Task statement: Reproduce every line in the listing that contains the word "this".

[A run of records]
※

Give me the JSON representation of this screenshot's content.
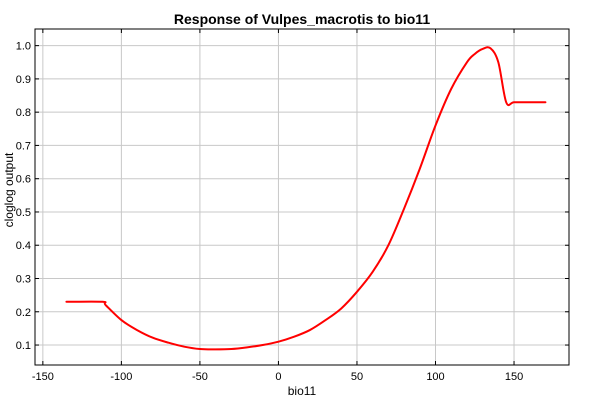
{
  "chart_data": {
    "type": "line",
    "title": "Response of Vulpes_macrotis to bio11",
    "xlabel": "bio11",
    "ylabel": "cloglog output",
    "xlim": [
      -155,
      185
    ],
    "ylim": [
      0.04,
      1.05
    ],
    "xticks": [
      -150,
      -100,
      -50,
      0,
      50,
      100,
      150
    ],
    "xtick_labels": [
      "-150",
      "-100",
      "-50",
      "0",
      "50",
      "100",
      "150"
    ],
    "yticks": [
      0.1,
      0.2,
      0.3,
      0.4,
      0.5,
      0.6,
      0.7,
      0.8,
      0.9,
      1.0
    ],
    "ytick_labels": [
      "0.1",
      "0.2",
      "0.3",
      "0.4",
      "0.5",
      "0.6",
      "0.7",
      "0.8",
      "0.9",
      "1.0"
    ],
    "grid": true,
    "series": [
      {
        "color": "#ff0000",
        "x": [
          -135,
          -112,
          -110,
          -100,
          -90,
          -80,
          -70,
          -60,
          -50,
          -40,
          -30,
          -20,
          -10,
          0,
          10,
          20,
          30,
          40,
          50,
          60,
          70,
          80,
          90,
          100,
          110,
          120,
          125,
          130,
          135,
          140,
          145,
          150,
          160,
          170
        ],
        "y": [
          0.23,
          0.23,
          0.22,
          0.175,
          0.145,
          0.122,
          0.107,
          0.095,
          0.088,
          0.087,
          0.088,
          0.093,
          0.1,
          0.11,
          0.125,
          0.145,
          0.175,
          0.21,
          0.26,
          0.32,
          0.4,
          0.51,
          0.63,
          0.76,
          0.87,
          0.95,
          0.975,
          0.99,
          0.992,
          0.95,
          0.83,
          0.83,
          0.83,
          0.83
        ]
      }
    ]
  }
}
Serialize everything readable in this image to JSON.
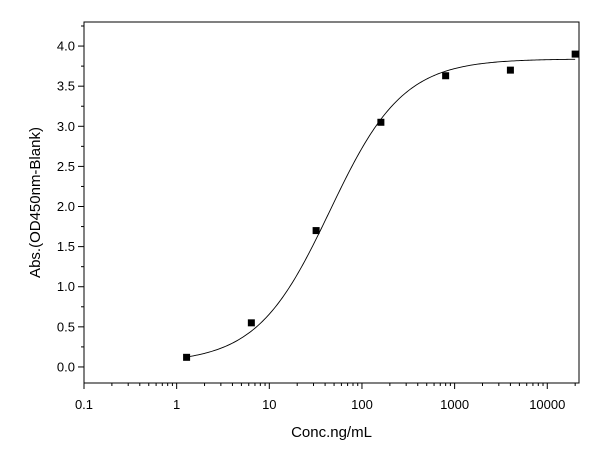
{
  "chart_data": {
    "type": "scatter",
    "title": "",
    "xlabel": "Conc.ng/mL",
    "ylabel": "Abs.(OD450nm-Blank)",
    "x_scale": "log",
    "xlim": [
      0.1,
      22000
    ],
    "ylim": [
      -0.2,
      4.3
    ],
    "x_ticks": [
      0.1,
      1,
      10,
      100,
      1000,
      10000
    ],
    "x_tick_labels": [
      "0.1",
      "1",
      "10",
      "100",
      "1000",
      "10000"
    ],
    "y_ticks": [
      0.0,
      0.5,
      1.0,
      1.5,
      2.0,
      2.5,
      3.0,
      3.5,
      4.0
    ],
    "y_tick_labels": [
      "0.0",
      "0.5",
      "1.0",
      "1.5",
      "2.0",
      "2.5",
      "3.0",
      "3.5",
      "4.0"
    ],
    "grid": false,
    "legend": "none",
    "series": [
      {
        "x": [
          1.28,
          6.4,
          32,
          160,
          800,
          4000,
          20000
        ],
        "y": [
          0.12,
          0.55,
          1.7,
          3.05,
          3.63,
          3.7,
          3.9
        ],
        "marker": "square",
        "color": "#000000"
      }
    ],
    "fit_curve": {
      "model": "4PL",
      "bottom": 0.05,
      "top": 3.84,
      "ec50": 45,
      "hill": 1.1,
      "color": "#000000"
    }
  }
}
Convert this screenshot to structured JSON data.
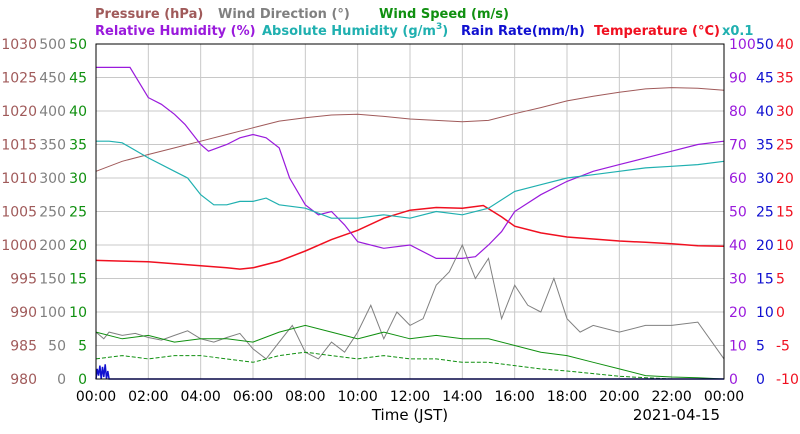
{
  "chart_data": {
    "type": "line",
    "legend": {
      "pressure": {
        "label": "Pressure (hPa)",
        "color": "#a05a5a"
      },
      "wind_direction": {
        "label": "Wind Direction (°)",
        "color": "#808080"
      },
      "wind_speed": {
        "label": "Wind Speed (m/s)",
        "color": "#109010"
      },
      "relative_humidity": {
        "label": "Relative Humidity (%)",
        "color": "#9a1adc"
      },
      "absolute_humidity_base": "Absolute Humidity (g/m",
      "absolute_humidity_sup": "3",
      "absolute_humidity_tail": ")",
      "absolute_humidity_color": "#20b0b0",
      "rain_rate": {
        "label": "Rain Rate(mm/h)",
        "color": "#1010d0"
      },
      "temperature": {
        "label": "Temperature (°C)",
        "color": "#f01020"
      },
      "scale_note": "x0.1"
    },
    "xlabel": "Time (JST)",
    "date": "2021-04-15",
    "x_ticks": [
      "00:00",
      "02:00",
      "04:00",
      "06:00",
      "08:00",
      "10:00",
      "12:00",
      "14:00",
      "16:00",
      "18:00",
      "20:00",
      "22:00",
      "00:00"
    ],
    "x_range_hours": [
      0,
      24
    ],
    "axes": {
      "pressure": {
        "ticks": [
          "980",
          "985",
          "990",
          "995",
          "1000",
          "1005",
          "1010",
          "1015",
          "1020",
          "1025",
          "1030"
        ],
        "range": [
          980,
          1030
        ]
      },
      "wind_direction": {
        "ticks": [
          "0",
          "50",
          "100",
          "150",
          "200",
          "250",
          "300",
          "350",
          "400",
          "450",
          "500"
        ],
        "range": [
          0,
          500
        ]
      },
      "wind_speed": {
        "ticks": [
          "0",
          "5",
          "10",
          "15",
          "20",
          "25",
          "30",
          "35",
          "40",
          "45",
          "50"
        ],
        "range": [
          0,
          50
        ]
      },
      "relative_humidity": {
        "ticks": [
          "0",
          "10",
          "20",
          "30",
          "40",
          "50",
          "60",
          "70",
          "80",
          "90",
          "100"
        ],
        "range": [
          0,
          100
        ]
      },
      "rain_rate": {
        "ticks": [
          "0",
          "5",
          "10",
          "15",
          "20",
          "25",
          "30",
          "35",
          "40",
          "45",
          "50"
        ],
        "range": [
          0,
          50
        ]
      },
      "temperature": {
        "ticks": [
          "-10",
          "-5",
          "0",
          "5",
          "10",
          "15",
          "20",
          "25",
          "30",
          "35",
          "40"
        ],
        "range": [
          -10,
          40
        ]
      }
    },
    "series": [
      {
        "name": "Pressure (hPa)",
        "key": "pressure",
        "color": "#a05a5a",
        "width": 1,
        "points": [
          [
            0,
            1011
          ],
          [
            1,
            1012.5
          ],
          [
            2,
            1013.5
          ],
          [
            3,
            1014.5
          ],
          [
            4,
            1015.5
          ],
          [
            5,
            1016.5
          ],
          [
            6,
            1017.5
          ],
          [
            7,
            1018.5
          ],
          [
            8,
            1019
          ],
          [
            9,
            1019.4
          ],
          [
            10,
            1019.5
          ],
          [
            11,
            1019.2
          ],
          [
            12,
            1018.8
          ],
          [
            13,
            1018.6
          ],
          [
            14,
            1018.4
          ],
          [
            15,
            1018.6
          ],
          [
            16,
            1019.6
          ],
          [
            17,
            1020.5
          ],
          [
            18,
            1021.5
          ],
          [
            19,
            1022.2
          ],
          [
            20,
            1022.8
          ],
          [
            21,
            1023.3
          ],
          [
            22,
            1023.5
          ],
          [
            23,
            1023.4
          ],
          [
            24,
            1023.1
          ]
        ]
      },
      {
        "name": "Temperature (°C)",
        "key": "temperature",
        "color": "#f01020",
        "width": 1.5,
        "points": [
          [
            0,
            7.7
          ],
          [
            1,
            7.6
          ],
          [
            2,
            7.5
          ],
          [
            3,
            7.2
          ],
          [
            4,
            6.9
          ],
          [
            5,
            6.6
          ],
          [
            5.5,
            6.4
          ],
          [
            6,
            6.6
          ],
          [
            7,
            7.6
          ],
          [
            8,
            9.1
          ],
          [
            9,
            10.8
          ],
          [
            10,
            12.2
          ],
          [
            11,
            14
          ],
          [
            12,
            15.2
          ],
          [
            13,
            15.6
          ],
          [
            14,
            15.5
          ],
          [
            14.8,
            15.9
          ],
          [
            15.5,
            14.2
          ],
          [
            16,
            12.8
          ],
          [
            17,
            11.8
          ],
          [
            18,
            11.2
          ],
          [
            19,
            10.9
          ],
          [
            20,
            10.6
          ],
          [
            21,
            10.4
          ],
          [
            22,
            10.2
          ],
          [
            23,
            9.9
          ],
          [
            24,
            9.8
          ]
        ]
      },
      {
        "name": "Relative Humidity (%)",
        "key": "relative_humidity",
        "color": "#9a1adc",
        "width": 1.2,
        "points": [
          [
            0,
            93
          ],
          [
            1,
            93
          ],
          [
            1.3,
            93
          ],
          [
            2,
            84
          ],
          [
            2.5,
            82
          ],
          [
            3,
            79
          ],
          [
            3.4,
            76
          ],
          [
            4,
            70
          ],
          [
            4.3,
            68
          ],
          [
            5,
            70
          ],
          [
            5.5,
            72
          ],
          [
            6,
            73
          ],
          [
            6.5,
            72
          ],
          [
            7,
            69
          ],
          [
            7.4,
            60
          ],
          [
            8,
            52
          ],
          [
            8.5,
            49
          ],
          [
            9,
            50
          ],
          [
            9.5,
            46
          ],
          [
            10,
            41
          ],
          [
            11,
            39
          ],
          [
            12,
            40
          ],
          [
            13,
            36
          ],
          [
            14,
            36
          ],
          [
            14.5,
            36.5
          ],
          [
            15,
            40
          ],
          [
            15.5,
            44
          ],
          [
            16,
            50
          ],
          [
            17,
            55
          ],
          [
            18,
            59
          ],
          [
            19,
            62
          ],
          [
            20,
            64
          ],
          [
            21,
            66
          ],
          [
            22,
            68
          ],
          [
            23,
            70
          ],
          [
            24,
            71
          ]
        ]
      },
      {
        "name": "Absolute Humidity (g/m3)",
        "key": "relative_humidity",
        "color": "#20b0b0",
        "width": 1.2,
        "points": [
          [
            0,
            71
          ],
          [
            0.5,
            71
          ],
          [
            1,
            70.5
          ],
          [
            2,
            66
          ],
          [
            3,
            62
          ],
          [
            3.5,
            60
          ],
          [
            4,
            55
          ],
          [
            4.5,
            52
          ],
          [
            5,
            52
          ],
          [
            5.5,
            53
          ],
          [
            6,
            53
          ],
          [
            6.5,
            54
          ],
          [
            7,
            52
          ],
          [
            8,
            51
          ],
          [
            9,
            48
          ],
          [
            10,
            48
          ],
          [
            11,
            49
          ],
          [
            12,
            48
          ],
          [
            13,
            50
          ],
          [
            14,
            49
          ],
          [
            15,
            51
          ],
          [
            16,
            56
          ],
          [
            17,
            58
          ],
          [
            18,
            60
          ],
          [
            19,
            61
          ],
          [
            20,
            62
          ],
          [
            21,
            63
          ],
          [
            22,
            63.5
          ],
          [
            23,
            64
          ],
          [
            24,
            65
          ]
        ]
      },
      {
        "name": "Wind Direction (°)",
        "key": "wind_direction",
        "color": "#808080",
        "width": 1,
        "points": [
          [
            0,
            70
          ],
          [
            0.3,
            60
          ],
          [
            0.5,
            70
          ],
          [
            1,
            65
          ],
          [
            1.5,
            68
          ],
          [
            2,
            62
          ],
          [
            2.5,
            58
          ],
          [
            3,
            65
          ],
          [
            3.5,
            72
          ],
          [
            4,
            60
          ],
          [
            4.5,
            55
          ],
          [
            5,
            62
          ],
          [
            5.5,
            68
          ],
          [
            6,
            45
          ],
          [
            6.5,
            30
          ],
          [
            7,
            55
          ],
          [
            7.5,
            80
          ],
          [
            8,
            40
          ],
          [
            8.5,
            30
          ],
          [
            9,
            55
          ],
          [
            9.5,
            40
          ],
          [
            10,
            70
          ],
          [
            10.5,
            110
          ],
          [
            11,
            60
          ],
          [
            11.5,
            100
          ],
          [
            12,
            80
          ],
          [
            12.5,
            90
          ],
          [
            13,
            140
          ],
          [
            13.5,
            160
          ],
          [
            14,
            200
          ],
          [
            14.5,
            150
          ],
          [
            15,
            180
          ],
          [
            15.5,
            90
          ],
          [
            16,
            140
          ],
          [
            16.5,
            110
          ],
          [
            17,
            100
          ],
          [
            17.5,
            150
          ],
          [
            18,
            90
          ],
          [
            18.5,
            70
          ],
          [
            19,
            80
          ],
          [
            20,
            70
          ],
          [
            21,
            80
          ],
          [
            22,
            80
          ],
          [
            23,
            85
          ],
          [
            24,
            30
          ]
        ]
      },
      {
        "name": "Wind Speed (m/s)",
        "key": "wind_speed",
        "color": "#109010",
        "width": 1,
        "points": [
          [
            0,
            7
          ],
          [
            1,
            6
          ],
          [
            2,
            6.5
          ],
          [
            3,
            5.5
          ],
          [
            4,
            6
          ],
          [
            5,
            6
          ],
          [
            6,
            5.5
          ],
          [
            7,
            7
          ],
          [
            8,
            8
          ],
          [
            9,
            7
          ],
          [
            10,
            6
          ],
          [
            11,
            7
          ],
          [
            12,
            6
          ],
          [
            13,
            6.5
          ],
          [
            14,
            6
          ],
          [
            15,
            6
          ],
          [
            16,
            5
          ],
          [
            17,
            4
          ],
          [
            18,
            3.5
          ],
          [
            19,
            2.5
          ],
          [
            20,
            1.5
          ],
          [
            21,
            0.5
          ],
          [
            22,
            0.3
          ],
          [
            23,
            0.2
          ],
          [
            24,
            0
          ]
        ]
      },
      {
        "name": "Wind Speed gust (m/s)",
        "key": "wind_speed",
        "color": "#109010",
        "width": 1,
        "dash": "4,2",
        "points": [
          [
            0,
            3
          ],
          [
            1,
            3.5
          ],
          [
            2,
            3
          ],
          [
            3,
            3.5
          ],
          [
            4,
            3.5
          ],
          [
            5,
            3
          ],
          [
            6,
            2.5
          ],
          [
            7,
            3.5
          ],
          [
            8,
            4
          ],
          [
            9,
            3.5
          ],
          [
            10,
            3
          ],
          [
            11,
            3.5
          ],
          [
            12,
            3
          ],
          [
            13,
            3
          ],
          [
            14,
            2.5
          ],
          [
            15,
            2.5
          ],
          [
            16,
            2
          ],
          [
            17,
            1.5
          ],
          [
            18,
            1.2
          ],
          [
            19,
            0.8
          ],
          [
            20,
            0.4
          ],
          [
            21,
            0.2
          ],
          [
            22,
            0
          ],
          [
            24,
            0
          ]
        ]
      },
      {
        "name": "Rain Rate(mm/h)",
        "key": "rain_rate",
        "color": "#1010d0",
        "width": 1.5,
        "points": [
          [
            0,
            0
          ],
          [
            0.05,
            1.5
          ],
          [
            0.1,
            0.5
          ],
          [
            0.15,
            2
          ],
          [
            0.2,
            0
          ],
          [
            0.25,
            1.8
          ],
          [
            0.3,
            0.3
          ],
          [
            0.35,
            2.2
          ],
          [
            0.4,
            0
          ],
          [
            0.45,
            1.2
          ],
          [
            0.5,
            0
          ],
          [
            24,
            0
          ]
        ]
      }
    ]
  }
}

※

Answer:
Give me the JSON representation of this screenshot's content.
Serialize everything readable in this image to JSON.
Convert this screenshot to structured JSON data.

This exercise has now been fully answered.